Bettenhaus-Inhaber Friedrich Boyens hatte viel Erfolg und viel Pech. Er fühlte sich verraten – auch von Gerhard Schröder. Wir erinnern an sein bewegtes Unternehmerleben.

Friedrich Boyens, geboren 1944 an der Nordseeküste, war der Inhaber von zehn Berliner Bettenhäusern. In den 1980er Jahren kannte fast jeder „Betten Rutz“. Doch später wurde Boyens ein Opfer der spektakulären Milliardenpleite des Betrügers Jürgen Schneider. Boyens stritt sich mit Banken – und besonders hart mit Bundeskanzler Gerhard Schröder, der als niedersächsischer Ministerpräsident im Aufsichtsrat der Landesbank NordLB gesessen hatte. 2015, nach 34 Jahren, schloss das letzte „Betten Rutz“-Haus in Schmargendorf. In 40 Aktenordnern sammelte Boyens alle Unterlagen zu seinem Streit. Auf dieser Basis wollte er ein Skandalbuch schreiben.

◆ **Aufgabe a**:
Zähle alle Personen auf, die im Textauszug mit vollem Namen genannt werden.
Der Textauszug und die Einträge haben inhaltlich nichts miteinander zu tun.

Layout-Annotationsdaten:

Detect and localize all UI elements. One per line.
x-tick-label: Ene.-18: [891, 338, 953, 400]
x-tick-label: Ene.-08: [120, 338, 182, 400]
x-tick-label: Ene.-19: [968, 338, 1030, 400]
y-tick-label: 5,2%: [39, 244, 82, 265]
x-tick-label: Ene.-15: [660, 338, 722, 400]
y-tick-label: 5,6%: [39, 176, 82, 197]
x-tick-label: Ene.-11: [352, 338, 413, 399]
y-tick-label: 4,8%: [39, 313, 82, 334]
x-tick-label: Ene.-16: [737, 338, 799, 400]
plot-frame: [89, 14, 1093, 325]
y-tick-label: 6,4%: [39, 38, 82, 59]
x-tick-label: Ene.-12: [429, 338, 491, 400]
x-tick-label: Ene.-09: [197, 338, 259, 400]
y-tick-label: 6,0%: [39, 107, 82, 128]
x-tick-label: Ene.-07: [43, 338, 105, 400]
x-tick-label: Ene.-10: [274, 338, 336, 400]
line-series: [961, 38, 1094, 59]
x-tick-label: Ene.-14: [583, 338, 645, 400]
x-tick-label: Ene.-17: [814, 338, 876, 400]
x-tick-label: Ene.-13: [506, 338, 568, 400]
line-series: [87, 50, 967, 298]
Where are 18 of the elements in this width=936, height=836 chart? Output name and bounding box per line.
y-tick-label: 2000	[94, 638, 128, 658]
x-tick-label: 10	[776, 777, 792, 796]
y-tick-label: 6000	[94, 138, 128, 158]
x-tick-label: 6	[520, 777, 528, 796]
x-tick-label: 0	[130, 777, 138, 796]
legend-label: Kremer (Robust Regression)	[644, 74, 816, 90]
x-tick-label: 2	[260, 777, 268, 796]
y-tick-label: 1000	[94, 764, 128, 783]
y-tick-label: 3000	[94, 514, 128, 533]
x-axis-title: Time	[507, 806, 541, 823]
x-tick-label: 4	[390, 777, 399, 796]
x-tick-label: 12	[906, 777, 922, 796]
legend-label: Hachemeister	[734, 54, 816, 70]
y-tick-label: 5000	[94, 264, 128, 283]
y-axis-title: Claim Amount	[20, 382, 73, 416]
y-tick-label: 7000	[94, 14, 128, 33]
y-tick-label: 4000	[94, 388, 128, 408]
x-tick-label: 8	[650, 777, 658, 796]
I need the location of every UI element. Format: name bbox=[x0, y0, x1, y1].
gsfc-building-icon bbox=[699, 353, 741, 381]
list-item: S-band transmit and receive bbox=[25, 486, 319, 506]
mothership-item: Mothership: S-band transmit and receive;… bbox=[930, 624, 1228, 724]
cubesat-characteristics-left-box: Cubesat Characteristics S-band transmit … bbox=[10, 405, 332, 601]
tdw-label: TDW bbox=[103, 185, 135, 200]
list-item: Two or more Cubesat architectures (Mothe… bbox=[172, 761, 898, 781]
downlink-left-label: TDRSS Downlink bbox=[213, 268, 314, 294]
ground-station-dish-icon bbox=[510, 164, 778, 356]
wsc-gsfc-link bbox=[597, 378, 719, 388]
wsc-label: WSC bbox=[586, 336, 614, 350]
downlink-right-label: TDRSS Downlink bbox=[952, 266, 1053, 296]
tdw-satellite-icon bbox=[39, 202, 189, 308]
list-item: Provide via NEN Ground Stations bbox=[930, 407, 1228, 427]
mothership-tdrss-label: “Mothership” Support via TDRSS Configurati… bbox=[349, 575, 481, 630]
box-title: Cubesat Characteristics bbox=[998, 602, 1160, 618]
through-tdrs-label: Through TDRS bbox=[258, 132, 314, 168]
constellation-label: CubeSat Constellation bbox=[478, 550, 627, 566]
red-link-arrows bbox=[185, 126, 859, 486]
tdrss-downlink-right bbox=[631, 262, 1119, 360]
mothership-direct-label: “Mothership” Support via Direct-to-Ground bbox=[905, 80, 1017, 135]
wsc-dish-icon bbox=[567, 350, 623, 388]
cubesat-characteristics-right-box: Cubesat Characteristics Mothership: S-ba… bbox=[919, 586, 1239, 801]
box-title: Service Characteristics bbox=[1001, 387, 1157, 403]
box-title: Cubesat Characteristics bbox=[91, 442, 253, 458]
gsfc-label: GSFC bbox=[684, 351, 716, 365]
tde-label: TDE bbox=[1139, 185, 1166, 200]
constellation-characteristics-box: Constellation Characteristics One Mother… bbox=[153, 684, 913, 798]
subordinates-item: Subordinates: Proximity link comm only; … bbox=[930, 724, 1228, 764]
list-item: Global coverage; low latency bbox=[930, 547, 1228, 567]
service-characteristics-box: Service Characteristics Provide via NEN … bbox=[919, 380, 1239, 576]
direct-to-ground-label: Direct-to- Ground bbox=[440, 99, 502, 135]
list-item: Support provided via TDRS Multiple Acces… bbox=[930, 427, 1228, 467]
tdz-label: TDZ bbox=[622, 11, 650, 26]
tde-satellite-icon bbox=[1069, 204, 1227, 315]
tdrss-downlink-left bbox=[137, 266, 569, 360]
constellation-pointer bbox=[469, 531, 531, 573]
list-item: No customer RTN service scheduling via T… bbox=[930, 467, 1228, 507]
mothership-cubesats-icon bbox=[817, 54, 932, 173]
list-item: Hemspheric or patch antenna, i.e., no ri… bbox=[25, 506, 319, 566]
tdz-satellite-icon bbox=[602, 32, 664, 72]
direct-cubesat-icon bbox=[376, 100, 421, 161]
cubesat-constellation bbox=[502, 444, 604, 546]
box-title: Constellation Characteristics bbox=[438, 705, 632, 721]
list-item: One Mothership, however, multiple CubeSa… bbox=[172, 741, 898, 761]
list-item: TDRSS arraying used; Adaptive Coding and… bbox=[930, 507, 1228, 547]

◆ **Aufgabe b**:
Gib den Abschnitt der Einträge vom ersten Eintrag bis einschließlich der Zeile mit „y-tick-label: 4,8%: [39, 313, 82, 334]“ als JSON-Liste von Zeichenketten aus, mit einer Zeichenkette pro Zeile und ohne Leerzeilen.

◆ **Antwort a**:
Friedrich Boyens, Jürgen Schneider, Gerhard Schröder

◆ **Antwort b**:
[
  "Detect and localize all UI elements. One per line.",
  "x-tick-label: Ene.-18: [891, 338, 953, 400]",
  "x-tick-label: Ene.-08: [120, 338, 182, 400]",
  "x-tick-label: Ene.-19: [968, 338, 1030, 400]",
  "y-tick-label: 5,2%: [39, 244, 82, 265]",
  "x-tick-label: Ene.-15: [660, 338, 722, 400]",
  "y-tick-label: 5,6%: [39, 176, 82, 197]",
  "x-tick-label: Ene.-11: [352, 338, 413, 399]",
  "y-tick-label: 4,8%: [39, 313, 82, 334]"
]